▶ Saved entries:
-=-=-=-=-

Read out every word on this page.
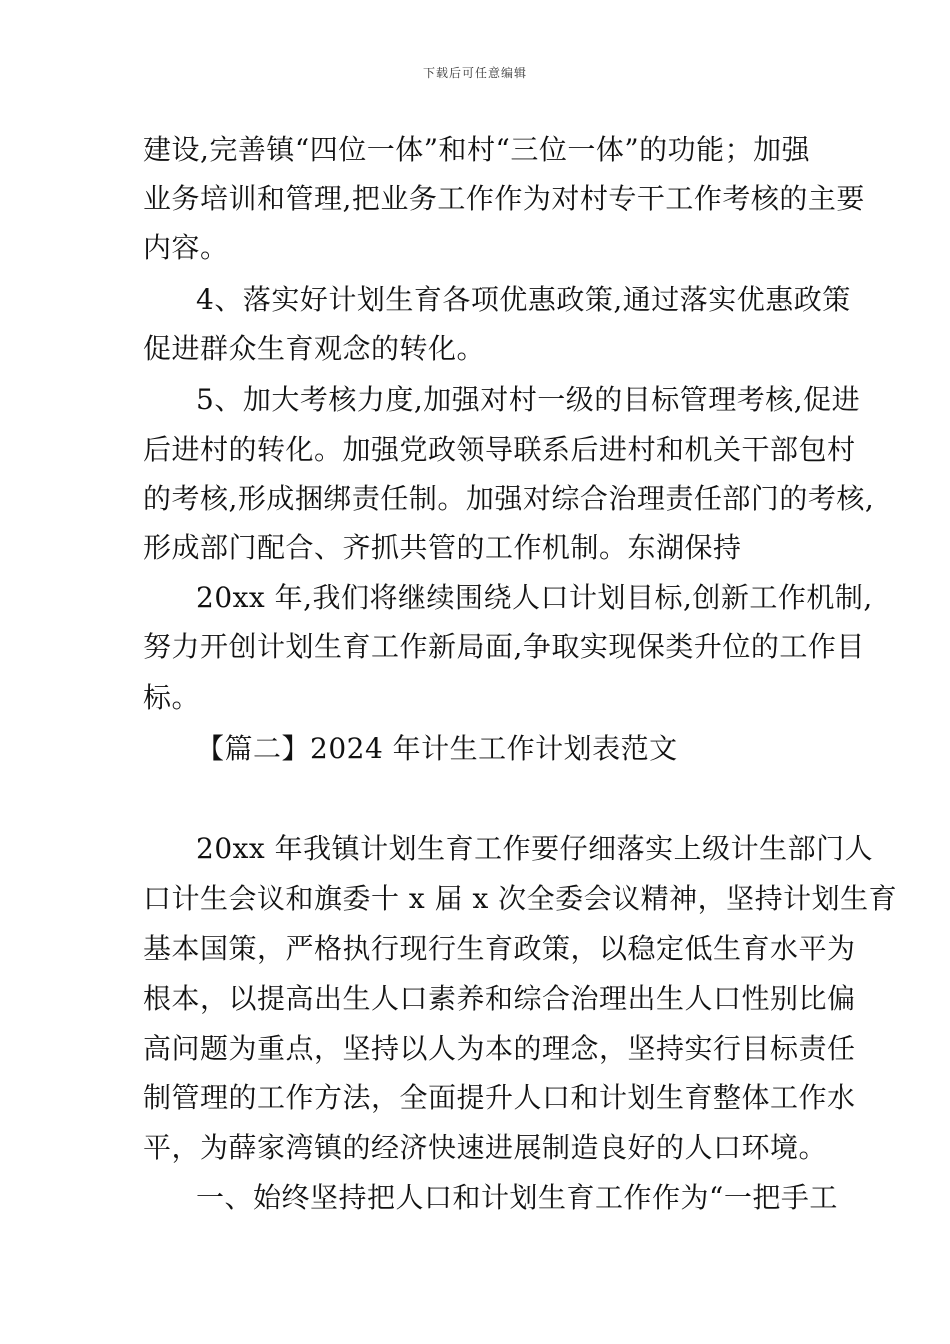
下载后可任意编辑
建设,完善镇“四位一体”和村“三位一体”的功能；加强
业务培训和管理,把业务工作作为对村专干工作考核的主要
内容。
4、落实好计划生育各项优惠政策,通过落实优惠政策
促进群众生育观念的转化。
5、加大考核力度,加强对村一级的目标管理考核,促进
后进村的转化。加强党政领导联系后进村和机关干部包村
的考核,形成捆绑责任制。加强对综合治理责任部门的考核,
形成部门配合、齐抓共管的工作机制。东湖保持
20xx 年,我们将继续围绕人口计划目标,创新工作机制,
努力开创计划生育工作新局面,争取实现保类升位的工作目
标。
【篇二】2024 年计生工作计划表范文
20xx 年我镇计划生育工作要仔细落实上级计生部门人
口计生会议和旗委十 x 届 x 次全委会议精神，坚持计划生育
基本国策，严格执行现行生育政策，以稳定低生育水平为
根本，以提高出生人口素养和综合治理出生人口性别比偏
高问题为重点，坚持以人为本的理念，坚持实行目标责任
制管理的工作方法，全面提升人口和计划生育整体工作水
平，为薛家湾镇的经济快速进展制造良好的人口环境。
一、始终坚持把人口和计划生育工作作为“一把手工
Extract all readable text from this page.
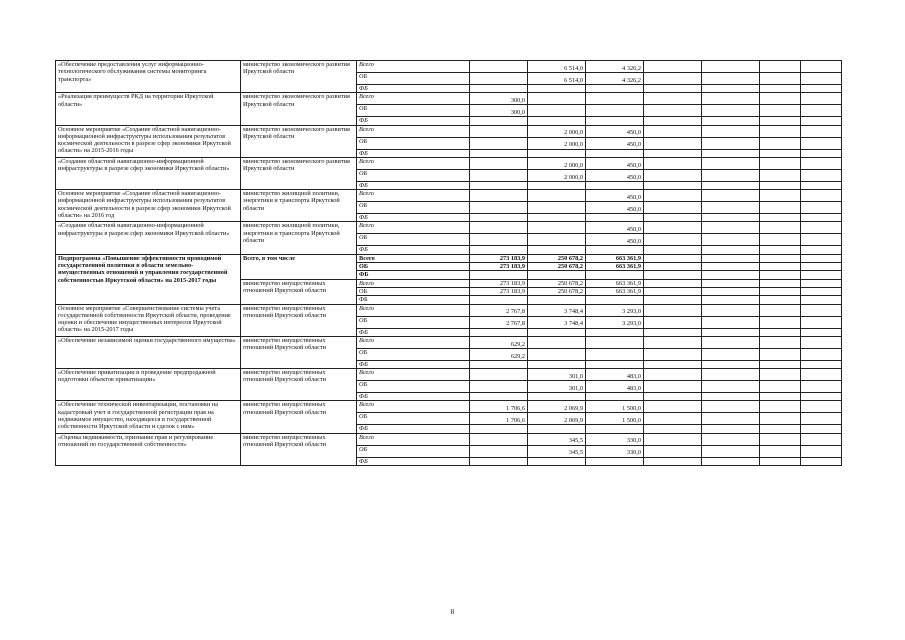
«Обеспечение предоставления услуг информационно-технологического обслуживания системы мониторинга транспорта»	министерство экономического развития Иркутской области	Всего		6 514,0	4 326,2				
		ОБ		6 514,0	4 326,2				
		ФБ							
«Реализация преимуществ РКД на территории Иркутской области»	министерство экономического развития Иркутской области	Всего	300,0						
		ОБ	300,0						
		ФБ							
Основное мероприятие «Создание областной навигационно-информационной инфраструктуры использования результатов космической деятельности в разрезе сфер экономики Иркутской области» на 2015-2016 годы	министерство экономического развития Иркутской области	Всего		2 000,0	450,0				
		ОБ		2 000,0	450,0				
		ФБ							
«Создание областной навигационно-информационной инфраструктуры в разрезе сфер экономики Иркутской области»	министерство экономического развития Иркутской области	Всего		2 000,0	450,0				
		ОБ		2 000,0	450,0				
		ФБ							
Основное мероприятие «Создание областной навигационно-информационной инфраструктуры использования результатов космической деятельности в разрезе сфер экономики Иркутской области» на 2016 год	министерство жилищной политики, энергетики и транспорта Иркутской области	Всего			450,0				
		ОБ			450,0				
		ФБ							
«Создание областной навигационно-информационной инфраструктуры в разрезе сфер экономики Иркутской области»	министерство жилищной политики, энергетики и транспорта Иркутской области	Всего			450,0				
		ОБ			450,0				
		ФБ							
Подпрограмма «Повышение эффективности проводимой государственной политики в области земельно-имущественных отношений и управления государственной собственностью Иркутской области» на 2015-2017 годы	Всего, в том числе	Всего	273 183,9	250 678,2	663 361,9				
		ОБ	273 183,9	250 678,2	663 361,9				
		ФБ							
	министерство имущественных отношений Иркутской области	Всего	273 183,9	250 678,2	663 361,9				
		ОБ	273 183,9	250 678,2	663 361,9				
		ФБ							
Основное мероприятие «Совершенствование системы учета государственной собственности Иркутской области, проведение оценки и обеспечение имущественных интересов Иркутской области» на 2015-2017 годы	министерство имущественных отношений Иркутской области	Всего	2 767,8	3 748,4	3 293,0				
		ОБ	2 767,8	3 748,4	3 293,0				
		ФБ							
«Обеспечение независимой оценки государственного имущества»	министерство имущественных отношений Иркутской области	Всего	629,2						
		ОБ	629,2						
		ФБ							
«Обеспечение приватизации и проведение предпродажной подготовки объектов приватизации»	министерство имущественных отношений Иркутской области	Всего		301,0	483,0				
		ОБ		301,0	483,0				
		ФБ							
«Обеспечение технической инвентаризации, постановки на кадастровый учет и государственной регистрации прав на недвижимое имущество, находящееся в государственной собственности Иркутской области и сделок с ним»	министерство имущественных отношений Иркутской области	Всего	1 706,6	2 069,9	1 500,0				
		ОБ	1 706,6	2 069,9	1 500,0				
		ФБ							
«Оценка недвижимости, признание прав и регулирование отношений по государственной собственности»	министерство имущественных отношений Иркутской области	Всего		345,5	330,0				
		ОБ		345,5	330,0				
		ФБ							
8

-=-=-=-=-

Output the material word for word, omitting its pictures.

Read out every word on this page.
下载后可任意编辑
建设,完善镇“四位一体”和村“三位一体”的功能；加强
业务培训和管理,把业务工作作为对村专干工作考核的主要
内容。
4、落实好计划生育各项优惠政策,通过落实优惠政策
促进群众生育观念的转化。
5、加大考核力度,加强对村一级的目标管理考核,促进
后进村的转化。加强党政领导联系后进村和机关干部包村
的考核,形成捆绑责任制。加强对综合治理责任部门的考核,
形成部门配合、齐抓共管的工作机制。东湖保持
20xx 年,我们将继续围绕人口计划目标,创新工作机制,
努力开创计划生育工作新局面,争取实现保类升位的工作目
标。
【篇二】2024 年计生工作计划表范文
20xx 年我镇计划生育工作要仔细落实上级计生部门人
口计生会议和旗委十 x 届 x 次全委会议精神，坚持计划生育
基本国策，严格执行现行生育政策，以稳定低生育水平为
根本，以提高出生人口素养和综合治理出生人口性别比偏
高问题为重点，坚持以人为本的理念，坚持实行目标责任
制管理的工作方法，全面提升人口和计划生育整体工作水
平，为薛家湾镇的经济快速进展制造良好的人口环境。
一、始终坚持把人口和计划生育工作作为“一把手工
Extract all readable text from this page.
«Обеспечение предоставления услуг информационно-технологического обслуживания системы мониторинга транспорта»	министерство экономического развития Иркутской области	Всего		6 514,0	4 326,2				
		ОБ		6 514,0	4 326,2				
		ФБ							
«Реализация преимуществ РКД на территории Иркутской области»	министерство экономического развития Иркутской области	Всего	300,0						
		ОБ	300,0						
		ФБ							
Основное мероприятие «Создание областной навигационно-информационной инфраструктуры использования результатов космической деятельности в разрезе сфер экономики Иркутской области» на 2015-2016 годы	министерство экономического развития Иркутской области	Всего		2 000,0	450,0				
		ОБ		2 000,0	450,0				
		ФБ							
«Создание областной навигационно-информационной инфраструктуры в разрезе сфер экономики Иркутской области»	министерство экономического развития Иркутской области	Всего		2 000,0	450,0				
		ОБ		2 000,0	450,0				
		ФБ							
Основное мероприятие «Создание областной навигационно-информационной инфраструктуры использования результатов космической деятельности в разрезе сфер экономики Иркутской области» на 2016 год	министерство жилищной политики, энергетики и транспорта Иркутской области	Всего			450,0				
		ОБ			450,0				
		ФБ							
«Создание областной навигационно-информационной инфраструктуры в разрезе сфер экономики Иркутской области»	министерство жилищной политики, энергетики и транспорта Иркутской области	Всего			450,0				
		ОБ			450,0				
		ФБ							
Подпрограмма «Повышение эффективности проводимой государственной политики в области земельно-имущественных отношений и управления государственной собственностью Иркутской области» на 2015-2017 годы	Всего, в том числе	Всего	273 183,9	250 678,2	663 361,9				
		ОБ	273 183,9	250 678,2	663 361,9				
		ФБ							
	министерство имущественных отношений Иркутской области	Всего	273 183,9	250 678,2	663 361,9				
		ОБ	273 183,9	250 678,2	663 361,9				
		ФБ							
Основное мероприятие «Совершенствование системы учета государственной собственности Иркутской области, проведение оценки и обеспечение имущественных интересов Иркутской области» на 2015-2017 годы	министерство имущественных отношений Иркутской области	Всего	2 767,8	3 748,4	3 293,0				
		ОБ	2 767,8	3 748,4	3 293,0				
		ФБ							
«Обеспечение независимой оценки государственного имущества»	министерство имущественных отношений Иркутской области	Всего	629,2						
		ОБ	629,2						
		ФБ							
«Обеспечение приватизации и проведение предпродажной подготовки объектов приватизации»	министерство имущественных отношений Иркутской области	Всего		301,0	483,0				
		ОБ		301,0	483,0				
		ФБ							
«Обеспечение технической инвентаризации, постановки на кадастровый учет и государственной регистрации прав на недвижимое имущество, находящееся в государственной собственности Иркутской области и сделок с ним»	министерство имущественных отношений Иркутской области	Всего	1 706,6	2 069,9	1 500,0				
		ОБ	1 706,6	2 069,9	1 500,0				
		ФБ							
«Оценка недвижимости, признание прав и регулирование отношений по государственной собственности»	министерство имущественных отношений Иркутской области	Всего		345,5	330,0				
		ОБ		345,5	330,0				
		ФБ							
8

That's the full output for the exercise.